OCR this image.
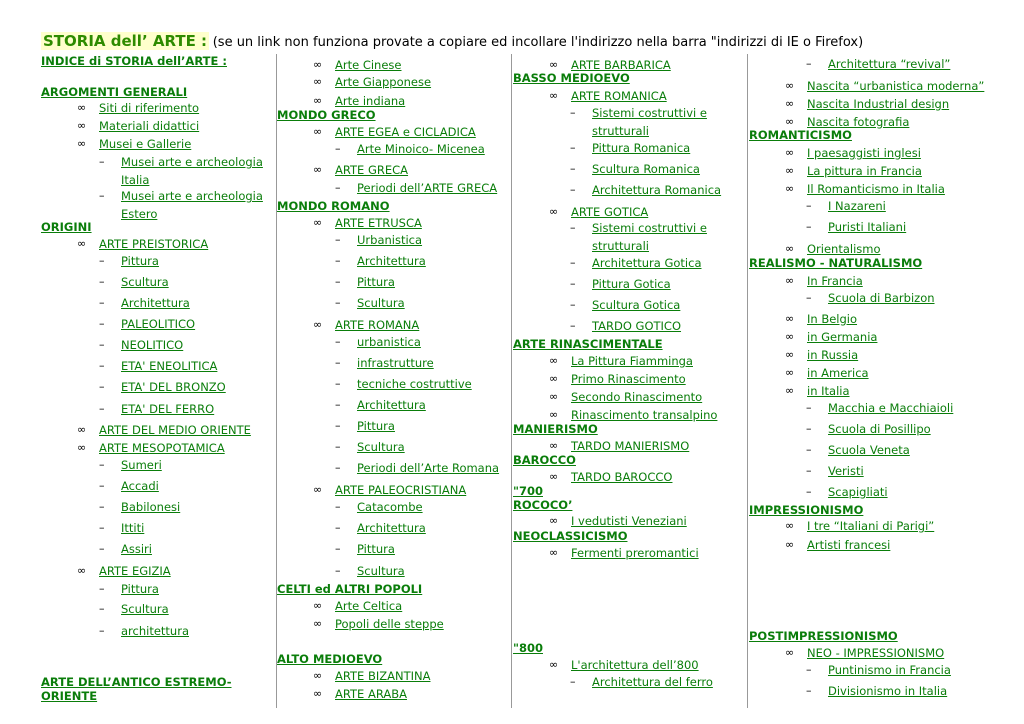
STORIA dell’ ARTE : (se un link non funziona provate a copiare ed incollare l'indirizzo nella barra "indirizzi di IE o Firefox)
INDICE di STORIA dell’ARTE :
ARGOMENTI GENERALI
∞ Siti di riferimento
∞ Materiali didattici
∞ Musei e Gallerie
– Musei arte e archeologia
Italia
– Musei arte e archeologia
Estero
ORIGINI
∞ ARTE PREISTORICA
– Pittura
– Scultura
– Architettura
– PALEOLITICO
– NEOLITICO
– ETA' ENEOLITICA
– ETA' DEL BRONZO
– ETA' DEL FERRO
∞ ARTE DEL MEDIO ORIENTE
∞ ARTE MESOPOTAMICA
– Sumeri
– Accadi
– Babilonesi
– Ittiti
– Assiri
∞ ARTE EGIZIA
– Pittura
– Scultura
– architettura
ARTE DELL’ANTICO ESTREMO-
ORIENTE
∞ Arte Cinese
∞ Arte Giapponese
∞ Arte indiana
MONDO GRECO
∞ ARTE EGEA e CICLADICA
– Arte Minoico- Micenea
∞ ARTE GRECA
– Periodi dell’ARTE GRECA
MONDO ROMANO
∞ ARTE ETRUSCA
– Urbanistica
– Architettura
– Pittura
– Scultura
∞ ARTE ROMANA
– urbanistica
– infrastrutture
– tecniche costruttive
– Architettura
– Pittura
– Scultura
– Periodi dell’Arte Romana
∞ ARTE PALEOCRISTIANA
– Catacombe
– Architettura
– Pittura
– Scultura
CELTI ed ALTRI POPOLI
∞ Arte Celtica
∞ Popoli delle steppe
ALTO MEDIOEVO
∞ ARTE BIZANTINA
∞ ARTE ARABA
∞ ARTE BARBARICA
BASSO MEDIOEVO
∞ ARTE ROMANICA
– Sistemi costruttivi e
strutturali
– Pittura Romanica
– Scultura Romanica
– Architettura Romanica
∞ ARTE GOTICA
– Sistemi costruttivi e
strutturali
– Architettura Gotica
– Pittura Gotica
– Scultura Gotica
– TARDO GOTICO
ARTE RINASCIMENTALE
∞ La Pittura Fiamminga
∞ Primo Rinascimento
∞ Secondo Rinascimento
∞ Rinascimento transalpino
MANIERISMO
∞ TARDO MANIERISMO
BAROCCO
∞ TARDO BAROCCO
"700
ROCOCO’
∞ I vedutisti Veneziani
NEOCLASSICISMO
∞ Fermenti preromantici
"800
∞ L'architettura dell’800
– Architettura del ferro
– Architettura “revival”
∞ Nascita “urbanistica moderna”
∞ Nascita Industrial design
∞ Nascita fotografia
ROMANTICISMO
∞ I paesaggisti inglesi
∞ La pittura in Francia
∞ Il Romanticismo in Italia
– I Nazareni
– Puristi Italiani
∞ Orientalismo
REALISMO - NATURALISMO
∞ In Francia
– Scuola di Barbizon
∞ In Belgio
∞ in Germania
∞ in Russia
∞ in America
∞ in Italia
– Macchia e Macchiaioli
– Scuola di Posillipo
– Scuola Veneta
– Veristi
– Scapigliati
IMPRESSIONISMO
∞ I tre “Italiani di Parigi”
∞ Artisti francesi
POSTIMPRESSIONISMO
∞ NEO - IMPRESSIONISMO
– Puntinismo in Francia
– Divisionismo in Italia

* * *

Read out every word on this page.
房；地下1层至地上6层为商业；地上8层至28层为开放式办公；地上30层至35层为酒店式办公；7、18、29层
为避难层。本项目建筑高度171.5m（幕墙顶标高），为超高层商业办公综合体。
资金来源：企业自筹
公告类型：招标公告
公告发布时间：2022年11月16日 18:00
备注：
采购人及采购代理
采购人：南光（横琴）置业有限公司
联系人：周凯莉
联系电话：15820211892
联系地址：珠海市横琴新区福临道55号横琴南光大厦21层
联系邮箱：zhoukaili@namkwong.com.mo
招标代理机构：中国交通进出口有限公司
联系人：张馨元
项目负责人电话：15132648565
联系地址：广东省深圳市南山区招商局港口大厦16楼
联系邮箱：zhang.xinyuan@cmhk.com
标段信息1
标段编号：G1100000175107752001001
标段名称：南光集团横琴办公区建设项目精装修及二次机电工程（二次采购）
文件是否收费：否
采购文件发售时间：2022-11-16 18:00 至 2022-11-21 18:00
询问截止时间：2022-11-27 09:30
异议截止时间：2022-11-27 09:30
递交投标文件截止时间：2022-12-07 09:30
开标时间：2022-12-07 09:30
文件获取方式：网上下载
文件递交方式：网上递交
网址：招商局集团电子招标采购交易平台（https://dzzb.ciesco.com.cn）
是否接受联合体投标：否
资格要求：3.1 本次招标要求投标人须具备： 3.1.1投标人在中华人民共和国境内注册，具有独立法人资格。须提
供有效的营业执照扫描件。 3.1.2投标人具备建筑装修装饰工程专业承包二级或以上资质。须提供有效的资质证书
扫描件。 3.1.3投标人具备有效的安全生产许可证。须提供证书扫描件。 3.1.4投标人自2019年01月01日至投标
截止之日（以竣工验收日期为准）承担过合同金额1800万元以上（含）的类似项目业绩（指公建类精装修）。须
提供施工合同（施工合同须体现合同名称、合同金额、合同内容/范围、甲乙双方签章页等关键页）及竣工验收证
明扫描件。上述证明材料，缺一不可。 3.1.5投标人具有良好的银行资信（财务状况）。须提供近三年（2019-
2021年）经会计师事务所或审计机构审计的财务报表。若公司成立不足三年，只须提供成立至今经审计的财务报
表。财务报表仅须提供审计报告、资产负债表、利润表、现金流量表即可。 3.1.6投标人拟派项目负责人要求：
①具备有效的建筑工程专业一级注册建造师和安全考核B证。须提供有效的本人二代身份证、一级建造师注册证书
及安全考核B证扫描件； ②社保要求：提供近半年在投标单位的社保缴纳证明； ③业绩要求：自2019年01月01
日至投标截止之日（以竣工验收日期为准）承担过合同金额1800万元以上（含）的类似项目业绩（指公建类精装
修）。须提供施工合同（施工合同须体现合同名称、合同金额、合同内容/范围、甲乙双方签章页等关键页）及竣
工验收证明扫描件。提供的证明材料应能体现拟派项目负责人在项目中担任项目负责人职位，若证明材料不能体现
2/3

==

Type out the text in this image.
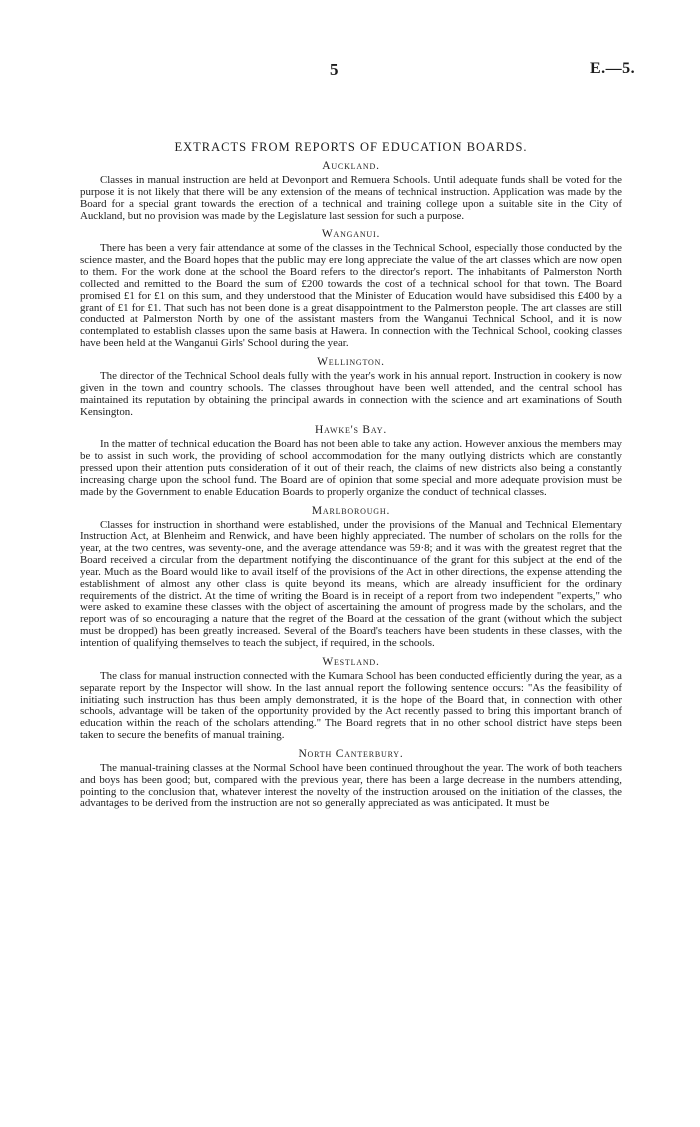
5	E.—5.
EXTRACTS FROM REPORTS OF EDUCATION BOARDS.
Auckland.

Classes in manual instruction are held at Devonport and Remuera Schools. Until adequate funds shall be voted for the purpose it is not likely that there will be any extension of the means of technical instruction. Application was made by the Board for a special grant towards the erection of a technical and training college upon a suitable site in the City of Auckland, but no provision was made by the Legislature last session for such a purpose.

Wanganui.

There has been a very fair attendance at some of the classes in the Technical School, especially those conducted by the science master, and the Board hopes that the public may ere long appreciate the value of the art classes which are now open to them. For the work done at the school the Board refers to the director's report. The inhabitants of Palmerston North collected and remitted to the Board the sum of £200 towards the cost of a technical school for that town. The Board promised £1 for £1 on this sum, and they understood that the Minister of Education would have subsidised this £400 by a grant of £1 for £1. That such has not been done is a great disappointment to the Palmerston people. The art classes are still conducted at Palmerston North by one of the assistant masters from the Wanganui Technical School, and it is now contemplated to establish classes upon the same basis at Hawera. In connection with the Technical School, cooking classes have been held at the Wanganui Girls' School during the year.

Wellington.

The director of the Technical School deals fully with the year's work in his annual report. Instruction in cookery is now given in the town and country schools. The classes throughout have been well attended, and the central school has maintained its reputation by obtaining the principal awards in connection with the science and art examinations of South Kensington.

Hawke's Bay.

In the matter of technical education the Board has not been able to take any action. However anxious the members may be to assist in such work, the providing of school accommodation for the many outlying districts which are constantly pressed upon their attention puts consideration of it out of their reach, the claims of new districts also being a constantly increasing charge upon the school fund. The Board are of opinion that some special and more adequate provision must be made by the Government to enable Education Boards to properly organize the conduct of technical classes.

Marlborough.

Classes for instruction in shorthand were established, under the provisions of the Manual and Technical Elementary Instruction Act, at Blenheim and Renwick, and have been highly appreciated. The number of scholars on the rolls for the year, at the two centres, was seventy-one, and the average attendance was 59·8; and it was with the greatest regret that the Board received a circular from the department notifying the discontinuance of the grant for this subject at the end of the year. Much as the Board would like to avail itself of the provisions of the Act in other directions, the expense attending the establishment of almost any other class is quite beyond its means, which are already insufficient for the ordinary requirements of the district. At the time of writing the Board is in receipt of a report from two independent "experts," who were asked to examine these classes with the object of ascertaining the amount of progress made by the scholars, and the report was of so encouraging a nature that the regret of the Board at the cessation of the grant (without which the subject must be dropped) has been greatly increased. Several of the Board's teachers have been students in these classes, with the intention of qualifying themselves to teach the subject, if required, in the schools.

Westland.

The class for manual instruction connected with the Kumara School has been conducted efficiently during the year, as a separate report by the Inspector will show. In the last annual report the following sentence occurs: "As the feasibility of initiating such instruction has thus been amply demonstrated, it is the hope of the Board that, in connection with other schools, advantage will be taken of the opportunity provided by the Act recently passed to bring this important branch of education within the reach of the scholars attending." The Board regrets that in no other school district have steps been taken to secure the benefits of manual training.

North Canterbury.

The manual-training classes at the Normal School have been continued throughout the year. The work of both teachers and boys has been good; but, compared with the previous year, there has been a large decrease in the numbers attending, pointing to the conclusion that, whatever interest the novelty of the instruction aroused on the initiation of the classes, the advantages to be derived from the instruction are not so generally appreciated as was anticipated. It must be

_Required work:_ Determine how many lines include the string "annual". Give no answer but the number.

_Exercise answer:_ 2